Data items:
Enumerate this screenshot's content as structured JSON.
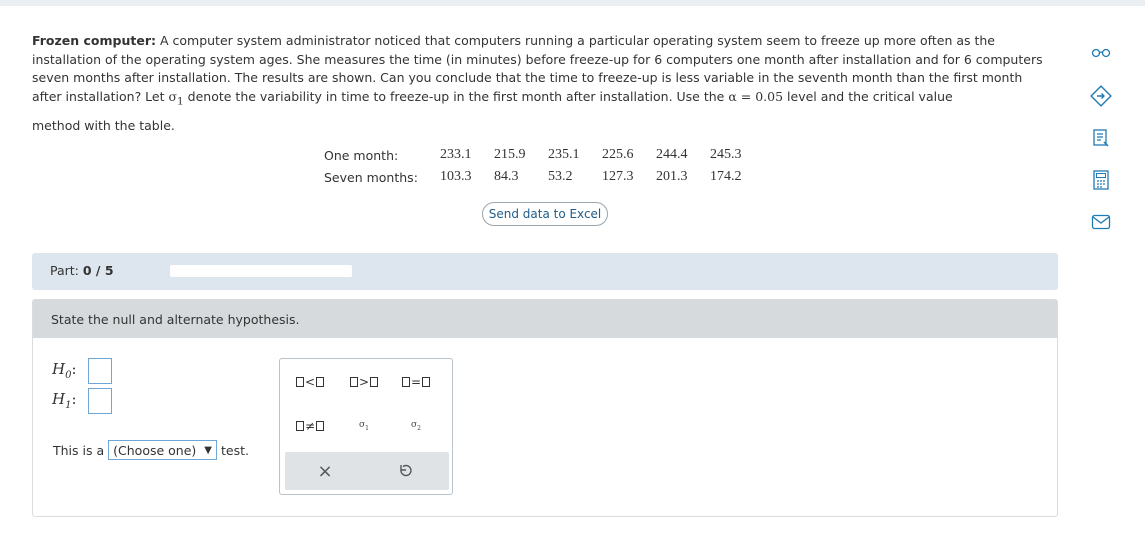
{
  "problem": {
    "title": "Frozen computer",
    "text": "A computer system administrator noticed that computers running a particular operating system seem to freeze up more often as the installation of the operating system ages. She measures the time (in minutes) before freeze-up for 6 computers one month after installation and for 6 computers seven months after installation. The results are shown. Can you conclude that the time to freeze-up is less variable in the seventh month than the first month after installation? Let",
    "sigma_symbol": "σ",
    "sigma_sub": "1",
    "text_after_sigma": "denote the variability in time to freeze-up in the first month after installation. Use the",
    "alpha_expr": "α = 0.05",
    "text_after_alpha": "level and the critical value",
    "method_line": "method with the table."
  },
  "data_table": {
    "rows": [
      {
        "label": "One month:",
        "values": [
          "233.1",
          "215.9",
          "235.1",
          "225.6",
          "244.4",
          "245.3"
        ]
      },
      {
        "label": "Seven months:",
        "values": [
          "103.3",
          "84.3",
          "53.2",
          "127.3",
          "201.3",
          "174.2"
        ]
      }
    ]
  },
  "excel_button": {
    "label": "Send data to Excel"
  },
  "part": {
    "label": "Part:",
    "value": "0 / 5",
    "progress_fraction": 0.0
  },
  "question": {
    "prompt": "State the null and alternate hypothesis.",
    "h0_letter": "H",
    "h0_sub": "0",
    "h1_letter": "H",
    "h1_sub": "1",
    "colon": ":",
    "test_prefix": "This is a",
    "test_select_value": "(Choose one)",
    "test_suffix": "test."
  },
  "palette": {
    "ops": [
      "<",
      ">",
      "=",
      "≠"
    ],
    "sigma1": "σ",
    "sigma1_sub": "1",
    "sigma2": "σ",
    "sigma2_sub": "2",
    "clear_symbol": "×",
    "undo_symbol": "↺"
  },
  "side_tools": [
    "glasses-icon",
    "help-icon",
    "notes-icon",
    "calculator-icon",
    "mail-icon"
  ],
  "colors": {
    "accent": "#3b8ec8",
    "link": "#1f5c8a",
    "part_bg": "#dde6ee",
    "header_bg": "#d6dadc",
    "side_icon": "#1f7bb5"
  }
}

• _INSTRUCTIONS TO FOLLOW_
Reproduce the data word for word, excluding its pictures.

• _TASK ANSWER_
Enumerate this screenshot's content as structured JSON.
{
  "problem": {
    "title": "Frozen computer",
    "text": "A computer system administrator noticed that computers running a particular operating system seem to freeze up more often as the installation of the operating system ages. She measures the time (in minutes) before freeze-up for 6 computers one month after installation and for 6 computers seven months after installation. The results are shown. Can you conclude that the time to freeze-up is less variable in the seventh month than the first month after installation? Let",
    "sigma_symbol": "σ",
    "sigma_sub": "1",
    "text_after_sigma": "denote the variability in time to freeze-up in the first month after installation. Use the",
    "alpha_expr": "α = 0.05",
    "text_after_alpha": "level and the critical value",
    "method_line": "method with the table."
  },
  "data_table": {
    "rows": [
      {
        "label": "One month:",
        "values": [
          "233.1",
          "215.9",
          "235.1",
          "225.6",
          "244.4",
          "245.3"
        ]
      },
      {
        "label": "Seven months:",
        "values": [
          "103.3",
          "84.3",
          "53.2",
          "127.3",
          "201.3",
          "174.2"
        ]
      }
    ]
  },
  "excel_button": {
    "label": "Send data to Excel"
  },
  "part": {
    "label": "Part:",
    "value": "0 / 5",
    "progress_fraction": 0.0
  },
  "question": {
    "prompt": "State the null and alternate hypothesis.",
    "h0_letter": "H",
    "h0_sub": "0",
    "h1_letter": "H",
    "h1_sub": "1",
    "colon": ":",
    "test_prefix": "This is a",
    "test_select_value": "(Choose one)",
    "test_suffix": "test."
  },
  "palette": {
    "ops": [
      "<",
      ">",
      "=",
      "≠"
    ],
    "sigma1": "σ",
    "sigma1_sub": "1",
    "sigma2": "σ",
    "sigma2_sub": "2",
    "clear_symbol": "×",
    "undo_symbol": "↺"
  },
  "side_tools": [
    "glasses-icon",
    "help-icon",
    "notes-icon",
    "calculator-icon",
    "mail-icon"
  ],
  "colors": {
    "accent": "#3b8ec8",
    "link": "#1f5c8a",
    "part_bg": "#dde6ee",
    "header_bg": "#d6dadc",
    "side_icon": "#1f7bb5"
  }
}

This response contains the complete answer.